■ **Exercise description**: Take the data that follows and retype it word for word.

■ **Data records**:

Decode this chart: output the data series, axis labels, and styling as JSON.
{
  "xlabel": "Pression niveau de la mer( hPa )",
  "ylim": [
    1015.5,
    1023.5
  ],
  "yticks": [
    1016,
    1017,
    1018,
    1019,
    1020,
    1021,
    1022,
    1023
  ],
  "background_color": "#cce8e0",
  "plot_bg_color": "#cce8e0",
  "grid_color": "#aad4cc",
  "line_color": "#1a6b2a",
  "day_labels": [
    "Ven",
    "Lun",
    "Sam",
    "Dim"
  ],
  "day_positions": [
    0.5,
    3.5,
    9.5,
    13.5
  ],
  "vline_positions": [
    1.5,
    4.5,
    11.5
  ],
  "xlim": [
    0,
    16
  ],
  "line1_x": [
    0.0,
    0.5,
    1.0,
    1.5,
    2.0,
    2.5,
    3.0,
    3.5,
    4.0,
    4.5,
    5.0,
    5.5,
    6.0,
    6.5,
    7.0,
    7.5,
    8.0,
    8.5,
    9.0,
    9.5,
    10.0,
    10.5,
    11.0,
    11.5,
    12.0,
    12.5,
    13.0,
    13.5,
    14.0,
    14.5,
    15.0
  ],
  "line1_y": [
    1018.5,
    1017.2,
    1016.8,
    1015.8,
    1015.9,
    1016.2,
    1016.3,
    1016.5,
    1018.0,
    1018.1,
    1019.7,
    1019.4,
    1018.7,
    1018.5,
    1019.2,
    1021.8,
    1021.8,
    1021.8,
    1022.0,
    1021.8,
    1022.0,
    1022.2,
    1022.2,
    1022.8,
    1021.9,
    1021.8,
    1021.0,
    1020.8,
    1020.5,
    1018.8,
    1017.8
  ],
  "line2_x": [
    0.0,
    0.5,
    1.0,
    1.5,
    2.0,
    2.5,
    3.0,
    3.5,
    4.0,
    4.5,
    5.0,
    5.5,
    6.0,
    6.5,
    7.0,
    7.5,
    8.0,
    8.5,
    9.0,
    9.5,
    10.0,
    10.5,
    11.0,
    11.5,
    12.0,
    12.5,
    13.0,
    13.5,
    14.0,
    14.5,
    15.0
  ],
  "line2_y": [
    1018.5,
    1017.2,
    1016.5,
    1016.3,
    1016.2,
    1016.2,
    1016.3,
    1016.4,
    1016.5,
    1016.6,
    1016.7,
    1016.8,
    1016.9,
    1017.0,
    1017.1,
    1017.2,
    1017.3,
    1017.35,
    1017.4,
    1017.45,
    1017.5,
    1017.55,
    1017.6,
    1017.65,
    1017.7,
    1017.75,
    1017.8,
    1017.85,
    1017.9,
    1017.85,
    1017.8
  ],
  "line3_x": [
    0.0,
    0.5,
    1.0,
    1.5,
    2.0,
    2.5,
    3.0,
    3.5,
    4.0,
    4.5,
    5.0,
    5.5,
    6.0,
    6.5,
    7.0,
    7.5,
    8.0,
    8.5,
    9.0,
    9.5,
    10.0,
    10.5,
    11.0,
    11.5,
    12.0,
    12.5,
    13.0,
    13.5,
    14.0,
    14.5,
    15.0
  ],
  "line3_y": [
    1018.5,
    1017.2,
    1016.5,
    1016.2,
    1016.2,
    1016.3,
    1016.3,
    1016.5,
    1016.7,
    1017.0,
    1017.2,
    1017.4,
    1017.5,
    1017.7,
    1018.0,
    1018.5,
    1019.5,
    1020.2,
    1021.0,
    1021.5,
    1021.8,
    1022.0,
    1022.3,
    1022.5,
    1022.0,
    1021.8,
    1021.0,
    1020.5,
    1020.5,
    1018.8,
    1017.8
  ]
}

■ **Solution below**:
Decode this chart: output the data series, axis labels, and styling as JSON.
{
  "xlabel": "Pression niveau de la mer( hPa )",
  "ylim": [
    1015.5,
    1023.5
  ],
  "yticks": [
    1016,
    1017,
    1018,
    1019,
    1020,
    1021,
    1022,
    1023
  ],
  "background_color": "#cce8e0",
  "plot_bg_color": "#cce8e0",
  "grid_color": "#aad4cc",
  "line_color": "#1a6b2a",
  "day_labels": [
    "Ven",
    "Lun",
    "Sam",
    "Dim"
  ],
  "day_positions": [
    0.5,
    3.5,
    9.5,
    13.5
  ],
  "vline_positions": [
    1.5,
    4.5,
    11.5
  ],
  "xlim": [
    0,
    16
  ],
  "line1_x": [
    0.0,
    0.5,
    1.0,
    1.5,
    2.0,
    2.5,
    3.0,
    3.5,
    4.0,
    4.5,
    5.0,
    5.5,
    6.0,
    6.5,
    7.0,
    7.5,
    8.0,
    8.5,
    9.0,
    9.5,
    10.0,
    10.5,
    11.0,
    11.5,
    12.0,
    12.5,
    13.0,
    13.5,
    14.0,
    14.5,
    15.0
  ],
  "line1_y": [
    1018.5,
    1017.2,
    1016.8,
    1015.8,
    1015.9,
    1016.2,
    1016.3,
    1016.5,
    1018.0,
    1018.1,
    1019.7,
    1019.4,
    1018.7,
    1018.5,
    1019.2,
    1021.8,
    1021.8,
    1021.8,
    1022.0,
    1021.8,
    1022.0,
    1022.2,
    1022.2,
    1022.8,
    1021.9,
    1021.8,
    1021.0,
    1020.8,
    1020.5,
    1018.8,
    1017.8
  ],
  "line2_x": [
    0.0,
    0.5,
    1.0,
    1.5,
    2.0,
    2.5,
    3.0,
    3.5,
    4.0,
    4.5,
    5.0,
    5.5,
    6.0,
    6.5,
    7.0,
    7.5,
    8.0,
    8.5,
    9.0,
    9.5,
    10.0,
    10.5,
    11.0,
    11.5,
    12.0,
    12.5,
    13.0,
    13.5,
    14.0,
    14.5,
    15.0
  ],
  "line2_y": [
    1018.5,
    1017.2,
    1016.5,
    1016.3,
    1016.2,
    1016.2,
    1016.3,
    1016.4,
    1016.5,
    1016.6,
    1016.7,
    1016.8,
    1016.9,
    1017.0,
    1017.1,
    1017.2,
    1017.3,
    1017.35,
    1017.4,
    1017.45,
    1017.5,
    1017.55,
    1017.6,
    1017.65,
    1017.7,
    1017.75,
    1017.8,
    1017.85,
    1017.9,
    1017.85,
    1017.8
  ],
  "line3_x": [
    0.0,
    0.5,
    1.0,
    1.5,
    2.0,
    2.5,
    3.0,
    3.5,
    4.0,
    4.5,
    5.0,
    5.5,
    6.0,
    6.5,
    7.0,
    7.5,
    8.0,
    8.5,
    9.0,
    9.5,
    10.0,
    10.5,
    11.0,
    11.5,
    12.0,
    12.5,
    13.0,
    13.5,
    14.0,
    14.5,
    15.0
  ],
  "line3_y": [
    1018.5,
    1017.2,
    1016.5,
    1016.2,
    1016.2,
    1016.3,
    1016.3,
    1016.5,
    1016.7,
    1017.0,
    1017.2,
    1017.4,
    1017.5,
    1017.7,
    1018.0,
    1018.5,
    1019.5,
    1020.2,
    1021.0,
    1021.5,
    1021.8,
    1022.0,
    1022.3,
    1022.5,
    1022.0,
    1021.8,
    1021.0,
    1020.5,
    1020.5,
    1018.8,
    1017.8
  ]
}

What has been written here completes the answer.